WHAT YOU WILL DO: Set down the material once more, exactly as it appears.

---+---

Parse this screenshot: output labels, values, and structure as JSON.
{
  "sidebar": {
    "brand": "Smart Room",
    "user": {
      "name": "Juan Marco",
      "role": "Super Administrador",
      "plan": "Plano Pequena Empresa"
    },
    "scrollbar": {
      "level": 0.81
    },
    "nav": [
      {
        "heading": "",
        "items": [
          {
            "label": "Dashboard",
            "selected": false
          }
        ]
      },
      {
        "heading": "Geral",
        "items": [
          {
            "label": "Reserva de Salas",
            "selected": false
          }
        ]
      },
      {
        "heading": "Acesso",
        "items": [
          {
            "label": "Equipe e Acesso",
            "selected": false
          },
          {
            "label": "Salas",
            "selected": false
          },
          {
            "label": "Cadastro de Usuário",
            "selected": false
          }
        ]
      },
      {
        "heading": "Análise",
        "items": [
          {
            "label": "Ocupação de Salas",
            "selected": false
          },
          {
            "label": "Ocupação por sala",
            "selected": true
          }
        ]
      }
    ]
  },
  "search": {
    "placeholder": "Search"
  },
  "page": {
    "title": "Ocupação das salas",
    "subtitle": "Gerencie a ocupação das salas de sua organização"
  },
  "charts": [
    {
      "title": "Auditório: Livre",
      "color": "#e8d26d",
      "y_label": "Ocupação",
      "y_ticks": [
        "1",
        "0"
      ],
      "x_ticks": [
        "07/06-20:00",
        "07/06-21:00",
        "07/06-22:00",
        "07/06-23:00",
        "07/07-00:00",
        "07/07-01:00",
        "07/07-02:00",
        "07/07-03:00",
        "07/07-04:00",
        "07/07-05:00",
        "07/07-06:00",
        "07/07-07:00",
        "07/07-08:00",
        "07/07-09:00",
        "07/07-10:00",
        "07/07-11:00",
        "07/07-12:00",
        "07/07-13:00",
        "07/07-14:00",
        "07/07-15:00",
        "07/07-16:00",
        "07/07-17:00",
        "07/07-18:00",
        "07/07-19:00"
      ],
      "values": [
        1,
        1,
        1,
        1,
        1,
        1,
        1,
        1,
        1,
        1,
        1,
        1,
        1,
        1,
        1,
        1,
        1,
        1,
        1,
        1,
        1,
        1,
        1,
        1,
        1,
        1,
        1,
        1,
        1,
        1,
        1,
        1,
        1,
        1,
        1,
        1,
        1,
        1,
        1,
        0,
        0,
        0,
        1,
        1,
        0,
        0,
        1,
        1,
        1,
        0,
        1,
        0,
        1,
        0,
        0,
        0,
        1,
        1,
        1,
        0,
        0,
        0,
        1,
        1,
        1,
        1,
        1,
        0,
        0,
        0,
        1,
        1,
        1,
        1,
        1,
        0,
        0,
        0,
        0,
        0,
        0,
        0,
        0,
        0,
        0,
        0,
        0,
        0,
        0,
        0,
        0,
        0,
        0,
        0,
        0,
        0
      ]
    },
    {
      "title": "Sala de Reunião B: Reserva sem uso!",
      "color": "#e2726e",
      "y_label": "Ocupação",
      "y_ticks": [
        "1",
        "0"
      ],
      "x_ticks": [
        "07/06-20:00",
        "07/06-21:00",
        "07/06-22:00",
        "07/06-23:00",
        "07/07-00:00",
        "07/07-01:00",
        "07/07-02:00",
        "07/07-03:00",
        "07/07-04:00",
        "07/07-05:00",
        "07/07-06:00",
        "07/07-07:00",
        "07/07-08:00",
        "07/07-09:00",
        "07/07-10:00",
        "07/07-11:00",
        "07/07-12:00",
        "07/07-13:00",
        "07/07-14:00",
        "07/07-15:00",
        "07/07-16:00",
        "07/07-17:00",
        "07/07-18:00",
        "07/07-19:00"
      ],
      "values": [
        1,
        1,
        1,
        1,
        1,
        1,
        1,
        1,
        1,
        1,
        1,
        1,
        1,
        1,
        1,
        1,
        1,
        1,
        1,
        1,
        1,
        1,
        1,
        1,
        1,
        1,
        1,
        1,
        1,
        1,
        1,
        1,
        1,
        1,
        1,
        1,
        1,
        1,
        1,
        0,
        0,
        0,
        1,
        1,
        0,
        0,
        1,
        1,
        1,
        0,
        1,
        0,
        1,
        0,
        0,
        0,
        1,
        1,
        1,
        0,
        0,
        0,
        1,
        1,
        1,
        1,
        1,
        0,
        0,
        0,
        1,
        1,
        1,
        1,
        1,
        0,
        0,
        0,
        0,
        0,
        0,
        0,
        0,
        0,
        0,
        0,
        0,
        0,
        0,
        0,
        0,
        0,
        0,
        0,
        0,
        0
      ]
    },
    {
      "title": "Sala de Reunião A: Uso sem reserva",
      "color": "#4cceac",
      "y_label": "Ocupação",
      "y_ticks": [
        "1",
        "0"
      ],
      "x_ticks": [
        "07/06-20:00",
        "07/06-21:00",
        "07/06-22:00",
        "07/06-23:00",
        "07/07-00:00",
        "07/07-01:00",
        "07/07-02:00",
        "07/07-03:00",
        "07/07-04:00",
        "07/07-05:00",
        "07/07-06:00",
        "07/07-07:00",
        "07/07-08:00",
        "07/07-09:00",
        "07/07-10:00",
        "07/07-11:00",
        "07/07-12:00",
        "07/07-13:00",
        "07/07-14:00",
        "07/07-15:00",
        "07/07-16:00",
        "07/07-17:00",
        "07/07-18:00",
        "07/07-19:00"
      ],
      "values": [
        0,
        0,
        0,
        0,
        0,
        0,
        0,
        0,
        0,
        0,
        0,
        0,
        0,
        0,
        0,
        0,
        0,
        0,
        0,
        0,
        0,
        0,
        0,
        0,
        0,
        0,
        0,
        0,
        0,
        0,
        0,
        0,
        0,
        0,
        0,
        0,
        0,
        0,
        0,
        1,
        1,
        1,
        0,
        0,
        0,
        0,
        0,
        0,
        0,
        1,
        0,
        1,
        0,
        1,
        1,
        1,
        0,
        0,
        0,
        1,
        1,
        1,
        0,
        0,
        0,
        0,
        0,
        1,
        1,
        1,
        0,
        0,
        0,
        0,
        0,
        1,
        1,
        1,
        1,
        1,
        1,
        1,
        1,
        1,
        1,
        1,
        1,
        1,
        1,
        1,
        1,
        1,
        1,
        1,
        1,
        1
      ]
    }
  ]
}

---+---

EXERCISE RESULT:
Parse this screenshot: output labels, values, and structure as JSON.
{
  "sidebar": {
    "brand": "Smart Room",
    "user": {
      "name": "Juan Marco",
      "role": "Super Administrador",
      "plan": "Plano Pequena Empresa"
    },
    "scrollbar": {
      "level": 0.81
    },
    "nav": [
      {
        "heading": "",
        "items": [
          {
            "label": "Dashboard",
            "selected": false
          }
        ]
      },
      {
        "heading": "Geral",
        "items": [
          {
            "label": "Reserva de Salas",
            "selected": false
          }
        ]
      },
      {
        "heading": "Acesso",
        "items": [
          {
            "label": "Equipe e Acesso",
            "selected": false
          },
          {
            "label": "Salas",
            "selected": false
          },
          {
            "label": "Cadastro de Usuário",
            "selected": false
          }
        ]
      },
      {
        "heading": "Análise",
        "items": [
          {
            "label": "Ocupação de Salas",
            "selected": false
          },
          {
            "label": "Ocupação por sala",
            "selected": true
          }
        ]
      }
    ]
  },
  "search": {
    "placeholder": "Search"
  },
  "page": {
    "title": "Ocupação das salas",
    "subtitle": "Gerencie a ocupação das salas de sua organização"
  },
  "charts": [
    {
      "title": "Auditório: Livre",
      "color": "#e8d26d",
      "y_label": "Ocupação",
      "y_ticks": [
        "1",
        "0"
      ],
      "x_ticks": [
        "07/06-20:00",
        "07/06-21:00",
        "07/06-22:00",
        "07/06-23:00",
        "07/07-00:00",
        "07/07-01:00",
        "07/07-02:00",
        "07/07-03:00",
        "07/07-04:00",
        "07/07-05:00",
        "07/07-06:00",
        "07/07-07:00",
        "07/07-08:00",
        "07/07-09:00",
        "07/07-10:00",
        "07/07-11:00",
        "07/07-12:00",
        "07/07-13:00",
        "07/07-14:00",
        "07/07-15:00",
        "07/07-16:00",
        "07/07-17:00",
        "07/07-18:00",
        "07/07-19:00"
      ],
      "values": [
        1,
        1,
        1,
        1,
        1,
        1,
        1,
        1,
        1,
        1,
        1,
        1,
        1,
        1,
        1,
        1,
        1,
        1,
        1,
        1,
        1,
        1,
        1,
        1,
        1,
        1,
        1,
        1,
        1,
        1,
        1,
        1,
        1,
        1,
        1,
        1,
        1,
        1,
        1,
        0,
        0,
        0,
        1,
        1,
        0,
        0,
        1,
        1,
        1,
        0,
        1,
        0,
        1,
        0,
        0,
        0,
        1,
        1,
        1,
        0,
        0,
        0,
        1,
        1,
        1,
        1,
        1,
        0,
        0,
        0,
        1,
        1,
        1,
        1,
        1,
        0,
        0,
        0,
        0,
        0,
        0,
        0,
        0,
        0,
        0,
        0,
        0,
        0,
        0,
        0,
        0,
        0,
        0,
        0,
        0,
        0
      ]
    },
    {
      "title": "Sala de Reunião B: Reserva sem uso!",
      "color": "#e2726e",
      "y_label": "Ocupação",
      "y_ticks": [
        "1",
        "0"
      ],
      "x_ticks": [
        "07/06-20:00",
        "07/06-21:00",
        "07/06-22:00",
        "07/06-23:00",
        "07/07-00:00",
        "07/07-01:00",
        "07/07-02:00",
        "07/07-03:00",
        "07/07-04:00",
        "07/07-05:00",
        "07/07-06:00",
        "07/07-07:00",
        "07/07-08:00",
        "07/07-09:00",
        "07/07-10:00",
        "07/07-11:00",
        "07/07-12:00",
        "07/07-13:00",
        "07/07-14:00",
        "07/07-15:00",
        "07/07-16:00",
        "07/07-17:00",
        "07/07-18:00",
        "07/07-19:00"
      ],
      "values": [
        1,
        1,
        1,
        1,
        1,
        1,
        1,
        1,
        1,
        1,
        1,
        1,
        1,
        1,
        1,
        1,
        1,
        1,
        1,
        1,
        1,
        1,
        1,
        1,
        1,
        1,
        1,
        1,
        1,
        1,
        1,
        1,
        1,
        1,
        1,
        1,
        1,
        1,
        1,
        0,
        0,
        0,
        1,
        1,
        0,
        0,
        1,
        1,
        1,
        0,
        1,
        0,
        1,
        0,
        0,
        0,
        1,
        1,
        1,
        0,
        0,
        0,
        1,
        1,
        1,
        1,
        1,
        0,
        0,
        0,
        1,
        1,
        1,
        1,
        1,
        0,
        0,
        0,
        0,
        0,
        0,
        0,
        0,
        0,
        0,
        0,
        0,
        0,
        0,
        0,
        0,
        0,
        0,
        0,
        0,
        0
      ]
    },
    {
      "title": "Sala de Reunião A: Uso sem reserva",
      "color": "#4cceac",
      "y_label": "Ocupação",
      "y_ticks": [
        "1",
        "0"
      ],
      "x_ticks": [
        "07/06-20:00",
        "07/06-21:00",
        "07/06-22:00",
        "07/06-23:00",
        "07/07-00:00",
        "07/07-01:00",
        "07/07-02:00",
        "07/07-03:00",
        "07/07-04:00",
        "07/07-05:00",
        "07/07-06:00",
        "07/07-07:00",
        "07/07-08:00",
        "07/07-09:00",
        "07/07-10:00",
        "07/07-11:00",
        "07/07-12:00",
        "07/07-13:00",
        "07/07-14:00",
        "07/07-15:00",
        "07/07-16:00",
        "07/07-17:00",
        "07/07-18:00",
        "07/07-19:00"
      ],
      "values": [
        0,
        0,
        0,
        0,
        0,
        0,
        0,
        0,
        0,
        0,
        0,
        0,
        0,
        0,
        0,
        0,
        0,
        0,
        0,
        0,
        0,
        0,
        0,
        0,
        0,
        0,
        0,
        0,
        0,
        0,
        0,
        0,
        0,
        0,
        0,
        0,
        0,
        0,
        0,
        1,
        1,
        1,
        0,
        0,
        0,
        0,
        0,
        0,
        0,
        1,
        0,
        1,
        0,
        1,
        1,
        1,
        0,
        0,
        0,
        1,
        1,
        1,
        0,
        0,
        0,
        0,
        0,
        1,
        1,
        1,
        0,
        0,
        0,
        0,
        0,
        1,
        1,
        1,
        1,
        1,
        1,
        1,
        1,
        1,
        1,
        1,
        1,
        1,
        1,
        1,
        1,
        1,
        1,
        1,
        1,
        1
      ]
    }
  ]
}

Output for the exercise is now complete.